* Aim of the exercise: Count how many lines in this material contain "text". The answer is that number alone.

* Extracted material:

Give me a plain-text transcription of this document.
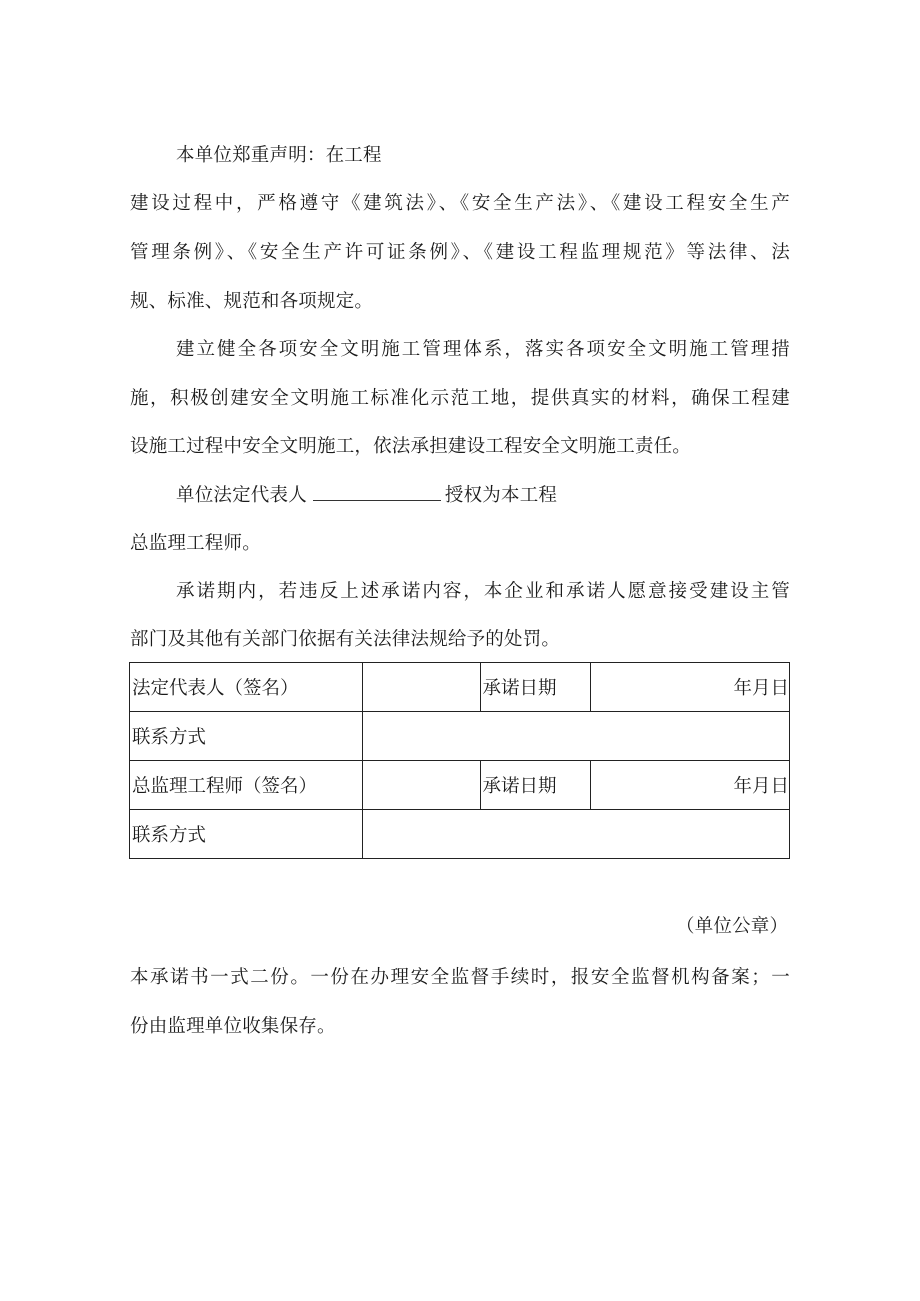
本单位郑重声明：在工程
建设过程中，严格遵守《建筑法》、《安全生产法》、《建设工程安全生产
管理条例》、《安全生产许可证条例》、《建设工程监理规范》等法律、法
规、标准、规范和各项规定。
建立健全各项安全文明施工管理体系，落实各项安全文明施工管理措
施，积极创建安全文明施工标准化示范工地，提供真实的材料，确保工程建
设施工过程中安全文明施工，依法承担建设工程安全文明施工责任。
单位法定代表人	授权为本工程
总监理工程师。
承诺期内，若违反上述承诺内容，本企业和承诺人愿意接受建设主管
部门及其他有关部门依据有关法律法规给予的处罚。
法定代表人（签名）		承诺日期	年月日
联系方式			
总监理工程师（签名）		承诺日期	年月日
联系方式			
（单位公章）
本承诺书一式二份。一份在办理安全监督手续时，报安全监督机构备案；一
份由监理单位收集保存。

--

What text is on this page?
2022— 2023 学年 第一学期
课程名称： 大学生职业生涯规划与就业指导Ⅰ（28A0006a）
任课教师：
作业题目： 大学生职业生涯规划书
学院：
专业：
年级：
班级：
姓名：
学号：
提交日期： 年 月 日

* Correct answer: 2